-- start of Supplied text --
Job Arrays: Difference between revisions

Revision as of 09:11, 21 March 2018

Introduction

Job Arrays allow you to run the same job on different datasets without having to create an individual job script for each dataset. Thus you are easily able to submit hundreds, even thousands of jobs for each different datasets. This is accomplished by using the #SBATCH --array parameter in the SBATCH script. Then using the $SLURM_ARRAY_TASK_ID environmental variable to specify which dataset to use. The resources (number of processors, memory, etc) you specify in the job script will be identical for each job in the array. More details on SLURM job arrays can be found at https://slurm.schedmd.com/job_array.html

--array parameter

This will create 10 jobs with the $SLURM_ARRAY_TASK_ID iterating 1 through 10 (1,2,3,4,...,8,9.10)

#SBATCH --array 1-10

This will create 10 jobs with the $SLURM_ARRAY_TASK_ID iterating 1 through 19 with step size 2 (1,3,5,7,...,17,19)

#SBATCH --array 1-20:2

This will create 5 jobs with the $SLURM_ARRAY_TASK_ID set to the 5 specified values (1,5,10,15,20)

#SBATCH --array 1,5,10,15,20

This will create 20 jobs with the $SLURM_ARRAY_TASK_ID iterating 1 through 20 (1,2,3,4...,18,19,20) but only run 4 of the jobs at time.

#SBATCH --array=1-20%4

Example Script

This script will submit 10 jobs. Each job will do the following

wait for 10 seconds (sleep 10)
Output the hostname of the node it ran on (echo "Hostname: `hostname`")
Output the $SLURM_ARRAY_TASK_ID
The output file slurm-%A_%a.out will have that information. %A is the SLURM job number. %a is value of $SLURM_ARRAY_TASK_ID

#!/bin/bash
# ----------------SBATCH Parameters----------------- #
#SBATCH -p normal
#SBATCH -n 1
#SBATCH -N 1
#SBATCH --mail-user youremail@illinois.edu
#SBATCH --mail-type BEGIN,END,FAIL 
#SBATCH -J example_array
#SBATCH -D /home/a-m/USERNAME
#SBATCH -o /home/a-m/USERNAME/slurm-%A_%a.out
#SBATCH --array 1-10

# ----------------Your Commands------------------- #

sleep 10
echo "Hostname: `hostname`"
echo "Job Array Number: $SLURM_ARRAY_TASK_ID"

10 different output files will be created. The output in each one will be like below

Hostname: compute-0-16
Job Array Number: 10

Example - Ordered List

Say you have a directory with input data files that are numbered sequentially like below.
You want to run the program FastQC against these files.
The input data is located in the input_data directory
The results will be placed in the results directory

yeast_1_50K.fastq
yeast_2_50K.fastq
yeast_3_50K.fastq
yeast_4_50K.fastq
yeast_5_50K.fastq
yeast_6_50K.fastq

The job array script would be like below.
-- end of Supplied text --
* To do
A) According to the job arrays page, what does %a stand for in the output file name slurm-%A_%a.out?
B) Reproduce word for word the part of the job arrays page from "# ----------------Your Commands------------------- #" to "sequentially like below.".
C) Translate this sentence from the job arrays page into Spanish: "The resources (number of processors, memory, etc) you specify in the job script will be identical for each job in the array."
-- start of Record set --
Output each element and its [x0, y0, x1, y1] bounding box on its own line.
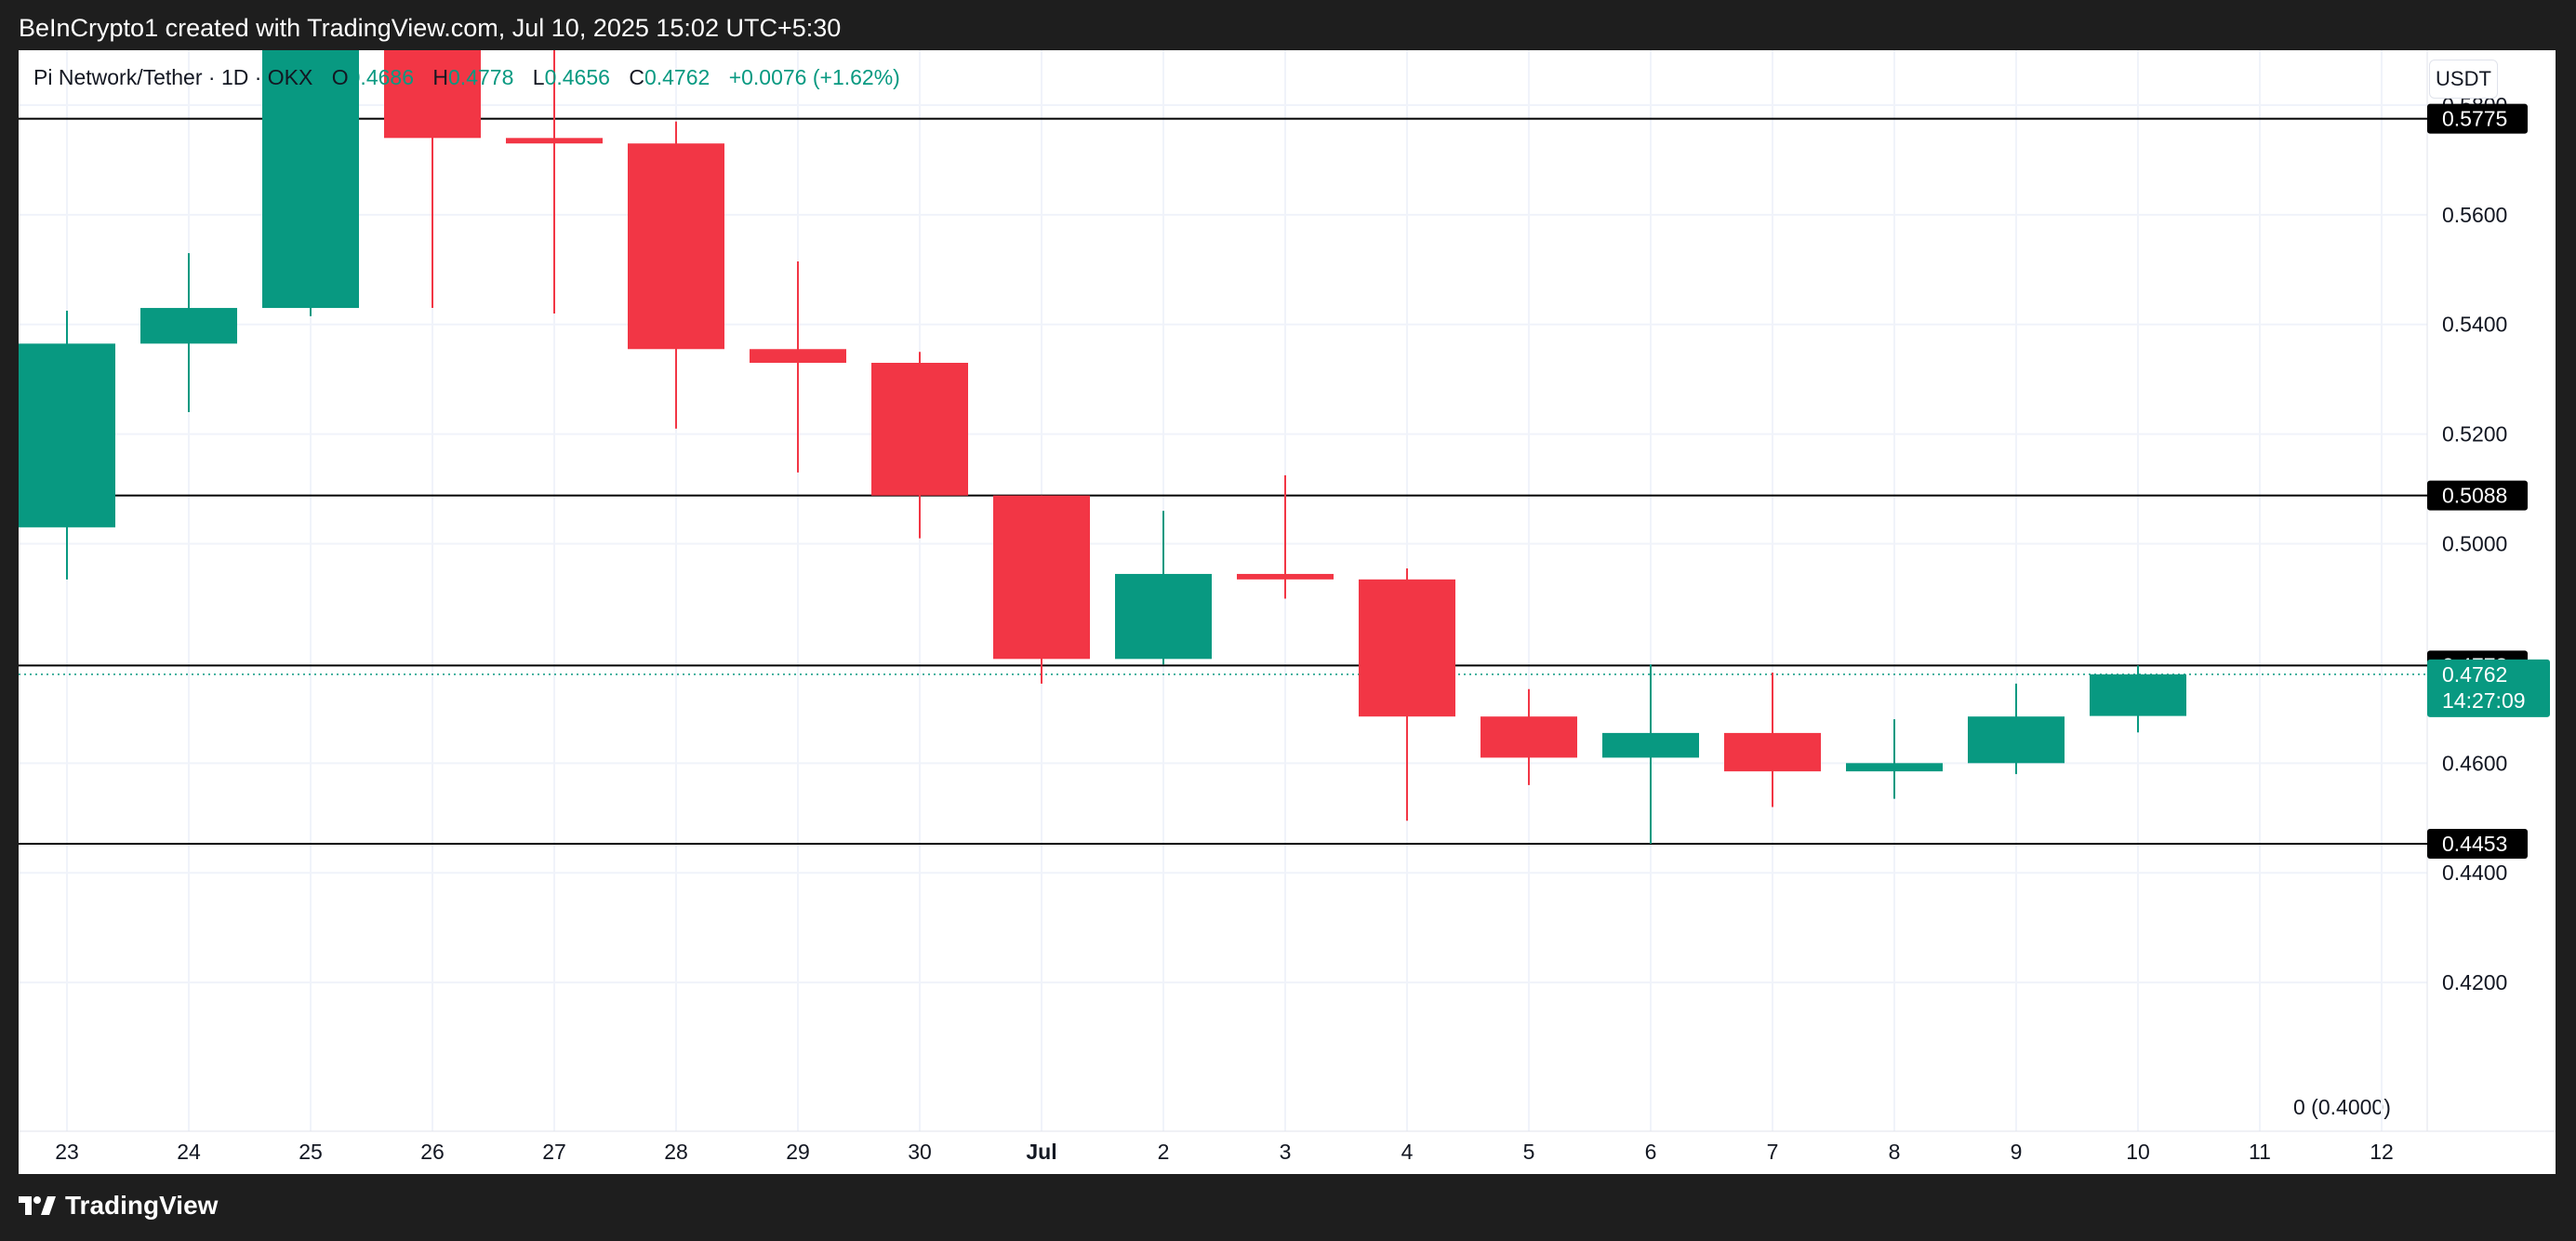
x-tick-label: 23 — [55, 1140, 79, 1164]
level-price-label: 0.4453 — [2442, 832, 2507, 856]
last-price-tag — [2427, 659, 2550, 717]
x-tick-label: 7 — [1767, 1140, 1779, 1164]
level-price-label: 0.5775 — [2442, 107, 2507, 131]
countdown-label: 14:27:09 — [2442, 688, 2526, 713]
level-price-tag — [2427, 103, 2528, 134]
chart-panel[interactable]: 0.58000.56000.54000.52000.50000.46000.44… — [19, 50, 2556, 1174]
candle-body — [19, 343, 115, 527]
candle-body — [1724, 732, 1821, 772]
legend-open-value: 0.4686 — [348, 65, 414, 89]
candle-body — [1237, 573, 1334, 580]
x-tick-label: 8 — [1889, 1140, 1901, 1164]
candle-body — [506, 138, 603, 144]
x-tick-label: 4 — [1401, 1140, 1414, 1164]
x-tick-label: Jul — [1026, 1140, 1056, 1164]
candle-body — [1359, 579, 1455, 717]
attribution-bar: BeInCrypto1 created with TradingView.com… — [0, 0, 2576, 50]
level-price-tag — [2427, 828, 2528, 859]
y-tick-label: 0.4400 — [2442, 861, 2507, 885]
legend-low-value: 0.4656 — [544, 65, 610, 89]
candle-body — [2090, 674, 2186, 716]
legend-symbol: Pi Network/Tether · 1D · OKX — [33, 65, 313, 89]
x-tick-label: 12 — [2370, 1140, 2394, 1164]
candle-body — [628, 143, 724, 350]
symbol-legend: Pi Network/Tether · 1D · OKX O0.4686 H0.… — [33, 65, 900, 90]
legend-high-key: H — [432, 65, 449, 89]
candle-body — [750, 349, 846, 363]
x-tick-label: 6 — [1645, 1140, 1657, 1164]
candle-body — [1481, 716, 1577, 758]
y-tick-label: 0.5200 — [2442, 422, 2507, 447]
x-tick-label: 3 — [1280, 1140, 1292, 1164]
x-tick-label: 24 — [177, 1140, 201, 1164]
tradingview-logo-icon — [19, 1196, 56, 1215]
candle-body — [384, 50, 481, 139]
footer-bar: TradingView — [0, 1174, 2576, 1241]
legend-open-key: O — [331, 65, 349, 89]
candle-body — [871, 363, 968, 496]
legend-close-value: 0.4762 — [644, 65, 710, 89]
x-tick-label: 10 — [2126, 1140, 2150, 1164]
x-tick-label: 26 — [420, 1140, 445, 1164]
candle-body — [1115, 573, 1212, 660]
candle-body — [1968, 716, 2065, 764]
x-tick-label: 9 — [2011, 1140, 2023, 1164]
candle-body — [262, 50, 359, 309]
candle-body — [1602, 732, 1699, 758]
y-bottom-label: 0 (0.4000) — [2293, 1095, 2391, 1119]
candle-body — [993, 495, 1090, 660]
legend-close-key: C — [629, 65, 644, 89]
x-tick-label: 30 — [908, 1140, 932, 1164]
legend-high-value: 0.4778 — [448, 65, 514, 89]
legend-low-key: L — [532, 65, 545, 89]
y-tick-label: 0.5000 — [2442, 532, 2507, 556]
x-tick-label: 2 — [1158, 1140, 1170, 1164]
tradingview-logo-text: TradingView — [65, 1191, 219, 1220]
legend-change: +0.0076 (+1.62%) — [728, 65, 900, 89]
y-tick-label: 0.5400 — [2442, 313, 2507, 337]
candle-body — [140, 308, 237, 344]
x-tick-label: 5 — [1523, 1140, 1535, 1164]
currency-button[interactable]: USDT — [2429, 60, 2498, 99]
tradingview-logo[interactable]: TradingView — [19, 1191, 218, 1221]
y-tick-label: 0.4600 — [2442, 751, 2507, 775]
last-price-label: 0.4762 — [2442, 662, 2507, 687]
candle-body — [1846, 763, 1943, 772]
x-tick-label: 11 — [2249, 1140, 2271, 1164]
x-tick-label: 29 — [786, 1140, 810, 1164]
x-tick-label: 28 — [664, 1140, 688, 1164]
level-price-tag — [2427, 480, 2528, 511]
attribution-text: BeInCrypto1 created with TradingView.com… — [19, 14, 842, 42]
level-price-label: 0.5088 — [2442, 484, 2507, 508]
y-tick-label: 0.5600 — [2442, 203, 2507, 227]
x-tick-label: 27 — [542, 1140, 566, 1164]
y-tick-label: 0.4200 — [2442, 970, 2507, 994]
candlestick-chart[interactable]: 0.58000.56000.54000.52000.50000.46000.44… — [19, 50, 2556, 1174]
x-tick-label: 25 — [299, 1140, 323, 1164]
-- end of Record set --
* Exercise answers
A) The value of $SLURM_ARRAY_TASK_ID.

B)
# ----------------Your Commands------------------- #

sleep 10
echo "Hostname: `hostname`"
echo "Job Array Number: $SLURM_ARRAY_TASK_ID"

10 different output files will be created. The output in each one will be like below

Hostname: compute-0-16
Job Array Number: 10

Example - Ordered List

Say you have a directory with input data files that are numbered sequentially like below.

C) Los recursos (número de procesadores, memoria, etc.) que especifique en el script del trabajo serán idénticos para cada trabajo del arreglo.